Reproduce every record below exactly as it appears.
___
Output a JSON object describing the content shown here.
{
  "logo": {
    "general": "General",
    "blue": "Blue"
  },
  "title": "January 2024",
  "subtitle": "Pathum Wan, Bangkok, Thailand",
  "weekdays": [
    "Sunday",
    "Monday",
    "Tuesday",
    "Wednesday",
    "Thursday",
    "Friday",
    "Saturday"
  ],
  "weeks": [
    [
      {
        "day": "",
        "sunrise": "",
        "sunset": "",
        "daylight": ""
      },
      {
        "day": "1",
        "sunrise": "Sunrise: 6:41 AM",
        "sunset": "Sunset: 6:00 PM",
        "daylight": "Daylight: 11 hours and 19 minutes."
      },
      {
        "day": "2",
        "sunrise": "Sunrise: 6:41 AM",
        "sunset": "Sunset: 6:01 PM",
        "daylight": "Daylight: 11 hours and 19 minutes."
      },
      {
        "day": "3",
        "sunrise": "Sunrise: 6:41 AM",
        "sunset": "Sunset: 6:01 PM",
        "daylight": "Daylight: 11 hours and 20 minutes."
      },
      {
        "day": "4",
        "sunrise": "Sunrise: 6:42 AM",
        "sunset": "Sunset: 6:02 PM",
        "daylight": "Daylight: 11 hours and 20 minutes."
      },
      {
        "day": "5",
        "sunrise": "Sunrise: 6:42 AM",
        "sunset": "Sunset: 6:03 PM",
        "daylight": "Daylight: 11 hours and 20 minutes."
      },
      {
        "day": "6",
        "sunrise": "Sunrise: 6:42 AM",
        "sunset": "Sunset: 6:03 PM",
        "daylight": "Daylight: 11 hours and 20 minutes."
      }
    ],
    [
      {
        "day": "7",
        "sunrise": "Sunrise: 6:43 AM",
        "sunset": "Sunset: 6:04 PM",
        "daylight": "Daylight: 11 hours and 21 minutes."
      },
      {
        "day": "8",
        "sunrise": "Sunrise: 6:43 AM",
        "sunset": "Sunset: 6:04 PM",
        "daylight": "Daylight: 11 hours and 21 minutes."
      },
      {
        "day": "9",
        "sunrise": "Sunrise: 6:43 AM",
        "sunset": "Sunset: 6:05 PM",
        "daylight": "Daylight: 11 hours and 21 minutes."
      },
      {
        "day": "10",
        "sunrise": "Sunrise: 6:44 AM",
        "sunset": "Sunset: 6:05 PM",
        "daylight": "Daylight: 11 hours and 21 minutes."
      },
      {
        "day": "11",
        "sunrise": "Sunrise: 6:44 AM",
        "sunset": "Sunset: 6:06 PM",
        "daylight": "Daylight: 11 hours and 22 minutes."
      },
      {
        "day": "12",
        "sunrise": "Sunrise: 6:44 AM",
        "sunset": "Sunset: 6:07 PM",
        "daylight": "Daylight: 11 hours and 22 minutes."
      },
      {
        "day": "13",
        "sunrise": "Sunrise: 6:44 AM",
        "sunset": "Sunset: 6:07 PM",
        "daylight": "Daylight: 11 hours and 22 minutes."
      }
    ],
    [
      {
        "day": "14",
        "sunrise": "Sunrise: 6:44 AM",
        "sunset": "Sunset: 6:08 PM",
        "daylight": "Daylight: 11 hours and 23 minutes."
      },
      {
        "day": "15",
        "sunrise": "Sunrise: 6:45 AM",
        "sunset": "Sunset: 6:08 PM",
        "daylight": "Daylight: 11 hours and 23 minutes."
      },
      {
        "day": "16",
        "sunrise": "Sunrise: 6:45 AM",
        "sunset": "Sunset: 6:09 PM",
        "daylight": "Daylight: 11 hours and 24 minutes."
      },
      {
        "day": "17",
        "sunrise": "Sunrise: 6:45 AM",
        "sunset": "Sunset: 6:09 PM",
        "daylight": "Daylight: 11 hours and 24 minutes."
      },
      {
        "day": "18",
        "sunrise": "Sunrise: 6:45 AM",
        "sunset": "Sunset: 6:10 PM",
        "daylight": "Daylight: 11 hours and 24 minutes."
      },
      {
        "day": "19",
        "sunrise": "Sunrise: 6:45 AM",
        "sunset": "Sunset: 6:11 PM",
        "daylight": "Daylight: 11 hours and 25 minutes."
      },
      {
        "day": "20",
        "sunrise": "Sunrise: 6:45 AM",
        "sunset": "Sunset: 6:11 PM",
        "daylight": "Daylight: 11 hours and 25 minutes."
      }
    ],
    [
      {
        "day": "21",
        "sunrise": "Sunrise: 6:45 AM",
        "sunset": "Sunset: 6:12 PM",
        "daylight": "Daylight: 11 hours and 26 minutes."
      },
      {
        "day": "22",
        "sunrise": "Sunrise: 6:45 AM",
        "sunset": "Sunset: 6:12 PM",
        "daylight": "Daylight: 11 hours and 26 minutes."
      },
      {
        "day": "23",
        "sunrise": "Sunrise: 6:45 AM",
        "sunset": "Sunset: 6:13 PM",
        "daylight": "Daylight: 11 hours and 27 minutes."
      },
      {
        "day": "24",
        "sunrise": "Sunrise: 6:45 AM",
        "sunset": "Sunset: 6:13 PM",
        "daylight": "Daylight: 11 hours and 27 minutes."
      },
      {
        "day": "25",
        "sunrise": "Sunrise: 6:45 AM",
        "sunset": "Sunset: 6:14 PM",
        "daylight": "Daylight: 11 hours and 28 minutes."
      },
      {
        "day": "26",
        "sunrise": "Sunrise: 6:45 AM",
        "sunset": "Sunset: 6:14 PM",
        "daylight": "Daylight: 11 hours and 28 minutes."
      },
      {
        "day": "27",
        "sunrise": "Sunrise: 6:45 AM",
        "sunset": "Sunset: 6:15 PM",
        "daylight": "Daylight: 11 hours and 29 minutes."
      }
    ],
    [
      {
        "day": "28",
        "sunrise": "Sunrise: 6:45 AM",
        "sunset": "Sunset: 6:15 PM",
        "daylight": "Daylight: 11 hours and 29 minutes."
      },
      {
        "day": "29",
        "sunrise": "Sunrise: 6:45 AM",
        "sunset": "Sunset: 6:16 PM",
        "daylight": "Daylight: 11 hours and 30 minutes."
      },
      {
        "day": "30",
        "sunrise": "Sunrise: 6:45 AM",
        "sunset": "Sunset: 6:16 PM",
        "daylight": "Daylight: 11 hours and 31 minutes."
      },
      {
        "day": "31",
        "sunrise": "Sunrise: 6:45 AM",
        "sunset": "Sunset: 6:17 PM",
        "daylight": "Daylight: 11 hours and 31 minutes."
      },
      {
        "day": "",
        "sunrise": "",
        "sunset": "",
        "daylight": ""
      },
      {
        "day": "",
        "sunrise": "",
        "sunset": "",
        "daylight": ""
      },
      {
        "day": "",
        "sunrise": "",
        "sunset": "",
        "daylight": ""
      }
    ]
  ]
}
___
- Response to the exercise
Output a JSON object describing the content shown here.
{
  "logo": {
    "general": "General",
    "blue": "Blue"
  },
  "title": "January 2024",
  "subtitle": "Pathum Wan, Bangkok, Thailand",
  "weekdays": [
    "Sunday",
    "Monday",
    "Tuesday",
    "Wednesday",
    "Thursday",
    "Friday",
    "Saturday"
  ],
  "weeks": [
    [
      {
        "day": "",
        "sunrise": "",
        "sunset": "",
        "daylight": ""
      },
      {
        "day": "1",
        "sunrise": "Sunrise: 6:41 AM",
        "sunset": "Sunset: 6:00 PM",
        "daylight": "Daylight: 11 hours and 19 minutes."
      },
      {
        "day": "2",
        "sunrise": "Sunrise: 6:41 AM",
        "sunset": "Sunset: 6:01 PM",
        "daylight": "Daylight: 11 hours and 19 minutes."
      },
      {
        "day": "3",
        "sunrise": "Sunrise: 6:41 AM",
        "sunset": "Sunset: 6:01 PM",
        "daylight": "Daylight: 11 hours and 20 minutes."
      },
      {
        "day": "4",
        "sunrise": "Sunrise: 6:42 AM",
        "sunset": "Sunset: 6:02 PM",
        "daylight": "Daylight: 11 hours and 20 minutes."
      },
      {
        "day": "5",
        "sunrise": "Sunrise: 6:42 AM",
        "sunset": "Sunset: 6:03 PM",
        "daylight": "Daylight: 11 hours and 20 minutes."
      },
      {
        "day": "6",
        "sunrise": "Sunrise: 6:42 AM",
        "sunset": "Sunset: 6:03 PM",
        "daylight": "Daylight: 11 hours and 20 minutes."
      }
    ],
    [
      {
        "day": "7",
        "sunrise": "Sunrise: 6:43 AM",
        "sunset": "Sunset: 6:04 PM",
        "daylight": "Daylight: 11 hours and 21 minutes."
      },
      {
        "day": "8",
        "sunrise": "Sunrise: 6:43 AM",
        "sunset": "Sunset: 6:04 PM",
        "daylight": "Daylight: 11 hours and 21 minutes."
      },
      {
        "day": "9",
        "sunrise": "Sunrise: 6:43 AM",
        "sunset": "Sunset: 6:05 PM",
        "daylight": "Daylight: 11 hours and 21 minutes."
      },
      {
        "day": "10",
        "sunrise": "Sunrise: 6:44 AM",
        "sunset": "Sunset: 6:05 PM",
        "daylight": "Daylight: 11 hours and 21 minutes."
      },
      {
        "day": "11",
        "sunrise": "Sunrise: 6:44 AM",
        "sunset": "Sunset: 6:06 PM",
        "daylight": "Daylight: 11 hours and 22 minutes."
      },
      {
        "day": "12",
        "sunrise": "Sunrise: 6:44 AM",
        "sunset": "Sunset: 6:07 PM",
        "daylight": "Daylight: 11 hours and 22 minutes."
      },
      {
        "day": "13",
        "sunrise": "Sunrise: 6:44 AM",
        "sunset": "Sunset: 6:07 PM",
        "daylight": "Daylight: 11 hours and 22 minutes."
      }
    ],
    [
      {
        "day": "14",
        "sunrise": "Sunrise: 6:44 AM",
        "sunset": "Sunset: 6:08 PM",
        "daylight": "Daylight: 11 hours and 23 minutes."
      },
      {
        "day": "15",
        "sunrise": "Sunrise: 6:45 AM",
        "sunset": "Sunset: 6:08 PM",
        "daylight": "Daylight: 11 hours and 23 minutes."
      },
      {
        "day": "16",
        "sunrise": "Sunrise: 6:45 AM",
        "sunset": "Sunset: 6:09 PM",
        "daylight": "Daylight: 11 hours and 24 minutes."
      },
      {
        "day": "17",
        "sunrise": "Sunrise: 6:45 AM",
        "sunset": "Sunset: 6:09 PM",
        "daylight": "Daylight: 11 hours and 24 minutes."
      },
      {
        "day": "18",
        "sunrise": "Sunrise: 6:45 AM",
        "sunset": "Sunset: 6:10 PM",
        "daylight": "Daylight: 11 hours and 24 minutes."
      },
      {
        "day": "19",
        "sunrise": "Sunrise: 6:45 AM",
        "sunset": "Sunset: 6:11 PM",
        "daylight": "Daylight: 11 hours and 25 minutes."
      },
      {
        "day": "20",
        "sunrise": "Sunrise: 6:45 AM",
        "sunset": "Sunset: 6:11 PM",
        "daylight": "Daylight: 11 hours and 25 minutes."
      }
    ],
    [
      {
        "day": "21",
        "sunrise": "Sunrise: 6:45 AM",
        "sunset": "Sunset: 6:12 PM",
        "daylight": "Daylight: 11 hours and 26 minutes."
      },
      {
        "day": "22",
        "sunrise": "Sunrise: 6:45 AM",
        "sunset": "Sunset: 6:12 PM",
        "daylight": "Daylight: 11 hours and 26 minutes."
      },
      {
        "day": "23",
        "sunrise": "Sunrise: 6:45 AM",
        "sunset": "Sunset: 6:13 PM",
        "daylight": "Daylight: 11 hours and 27 minutes."
      },
      {
        "day": "24",
        "sunrise": "Sunrise: 6:45 AM",
        "sunset": "Sunset: 6:13 PM",
        "daylight": "Daylight: 11 hours and 27 minutes."
      },
      {
        "day": "25",
        "sunrise": "Sunrise: 6:45 AM",
        "sunset": "Sunset: 6:14 PM",
        "daylight": "Daylight: 11 hours and 28 minutes."
      },
      {
        "day": "26",
        "sunrise": "Sunrise: 6:45 AM",
        "sunset": "Sunset: 6:14 PM",
        "daylight": "Daylight: 11 hours and 28 minutes."
      },
      {
        "day": "27",
        "sunrise": "Sunrise: 6:45 AM",
        "sunset": "Sunset: 6:15 PM",
        "daylight": "Daylight: 11 hours and 29 minutes."
      }
    ],
    [
      {
        "day": "28",
        "sunrise": "Sunrise: 6:45 AM",
        "sunset": "Sunset: 6:15 PM",
        "daylight": "Daylight: 11 hours and 29 minutes."
      },
      {
        "day": "29",
        "sunrise": "Sunrise: 6:45 AM",
        "sunset": "Sunset: 6:16 PM",
        "daylight": "Daylight: 11 hours and 30 minutes."
      },
      {
        "day": "30",
        "sunrise": "Sunrise: 6:45 AM",
        "sunset": "Sunset: 6:16 PM",
        "daylight": "Daylight: 11 hours and 31 minutes."
      },
      {
        "day": "31",
        "sunrise": "Sunrise: 6:45 AM",
        "sunset": "Sunset: 6:17 PM",
        "daylight": "Daylight: 11 hours and 31 minutes."
      },
      {
        "day": "",
        "sunrise": "",
        "sunset": "",
        "daylight": ""
      },
      {
        "day": "",
        "sunrise": "",
        "sunset": "",
        "daylight": ""
      },
      {
        "day": "",
        "sunrise": "",
        "sunset": "",
        "daylight": ""
      }
    ]
  ]
}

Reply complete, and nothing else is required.